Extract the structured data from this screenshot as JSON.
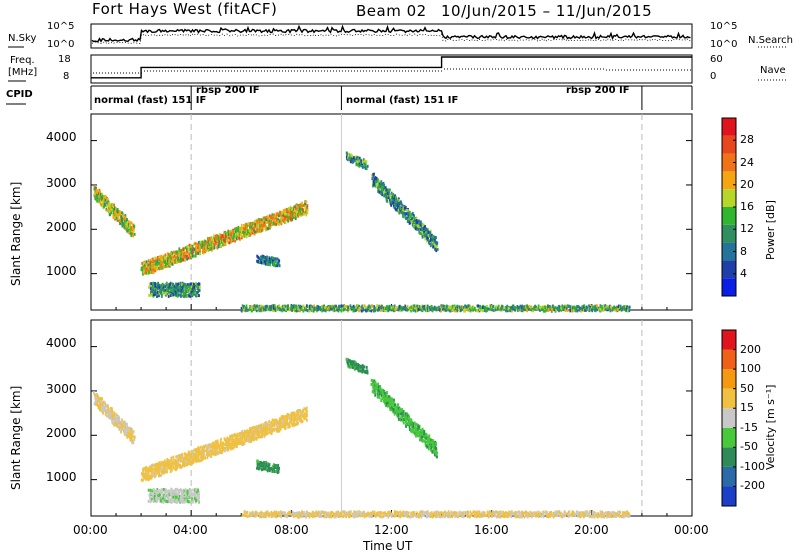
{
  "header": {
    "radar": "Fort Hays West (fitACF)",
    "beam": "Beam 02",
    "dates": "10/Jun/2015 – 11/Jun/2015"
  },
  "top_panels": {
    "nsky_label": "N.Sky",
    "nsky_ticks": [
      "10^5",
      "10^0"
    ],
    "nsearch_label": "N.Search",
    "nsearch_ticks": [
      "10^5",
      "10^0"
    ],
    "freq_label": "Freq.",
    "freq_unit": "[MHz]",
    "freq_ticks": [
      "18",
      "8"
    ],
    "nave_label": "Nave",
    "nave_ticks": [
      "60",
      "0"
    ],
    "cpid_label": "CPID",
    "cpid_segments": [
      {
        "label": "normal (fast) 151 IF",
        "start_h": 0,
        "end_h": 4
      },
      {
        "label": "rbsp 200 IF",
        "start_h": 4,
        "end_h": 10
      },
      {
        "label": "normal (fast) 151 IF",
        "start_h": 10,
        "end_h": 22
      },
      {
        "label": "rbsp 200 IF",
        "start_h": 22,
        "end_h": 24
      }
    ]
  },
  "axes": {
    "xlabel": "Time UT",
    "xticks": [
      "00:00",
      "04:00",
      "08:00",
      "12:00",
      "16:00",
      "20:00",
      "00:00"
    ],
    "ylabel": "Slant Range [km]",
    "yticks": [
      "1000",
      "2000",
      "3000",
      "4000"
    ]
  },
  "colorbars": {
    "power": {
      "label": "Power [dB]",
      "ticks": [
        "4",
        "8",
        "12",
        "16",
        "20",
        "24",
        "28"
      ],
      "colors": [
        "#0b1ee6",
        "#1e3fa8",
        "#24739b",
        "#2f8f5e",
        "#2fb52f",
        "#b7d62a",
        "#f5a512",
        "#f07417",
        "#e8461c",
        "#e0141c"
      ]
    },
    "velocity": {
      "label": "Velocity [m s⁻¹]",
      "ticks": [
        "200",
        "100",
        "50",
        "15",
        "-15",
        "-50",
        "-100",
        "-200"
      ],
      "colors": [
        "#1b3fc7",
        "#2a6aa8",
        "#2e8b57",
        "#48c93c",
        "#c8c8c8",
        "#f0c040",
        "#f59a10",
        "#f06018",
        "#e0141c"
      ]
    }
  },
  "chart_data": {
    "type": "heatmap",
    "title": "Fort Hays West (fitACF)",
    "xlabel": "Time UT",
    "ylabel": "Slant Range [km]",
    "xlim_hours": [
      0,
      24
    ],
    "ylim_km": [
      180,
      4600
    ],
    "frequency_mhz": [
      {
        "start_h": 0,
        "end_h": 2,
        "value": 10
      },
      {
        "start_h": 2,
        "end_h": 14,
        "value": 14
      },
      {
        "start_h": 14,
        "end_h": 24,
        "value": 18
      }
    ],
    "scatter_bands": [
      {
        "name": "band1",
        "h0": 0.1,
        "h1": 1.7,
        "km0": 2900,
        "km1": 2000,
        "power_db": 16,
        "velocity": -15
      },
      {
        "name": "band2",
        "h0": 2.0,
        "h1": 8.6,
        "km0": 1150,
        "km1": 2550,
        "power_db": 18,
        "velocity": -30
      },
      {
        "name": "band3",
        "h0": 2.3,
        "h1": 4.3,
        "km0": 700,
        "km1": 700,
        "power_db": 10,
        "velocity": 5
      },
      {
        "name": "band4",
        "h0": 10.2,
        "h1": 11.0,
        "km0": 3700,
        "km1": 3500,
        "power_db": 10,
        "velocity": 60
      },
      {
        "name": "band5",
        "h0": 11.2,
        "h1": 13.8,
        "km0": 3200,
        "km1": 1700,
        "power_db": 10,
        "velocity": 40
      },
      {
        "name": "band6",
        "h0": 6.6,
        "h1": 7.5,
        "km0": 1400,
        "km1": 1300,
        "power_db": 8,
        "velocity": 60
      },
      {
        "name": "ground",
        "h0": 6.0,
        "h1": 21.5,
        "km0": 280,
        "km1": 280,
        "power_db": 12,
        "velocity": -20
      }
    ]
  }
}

Given task — In the records above, find each line that holds the word "West"; copy all such lines.

Worked answer —
    "radar": "Fort Hays West (fitACF)",
    "title": "Fort Hays West (fitACF)",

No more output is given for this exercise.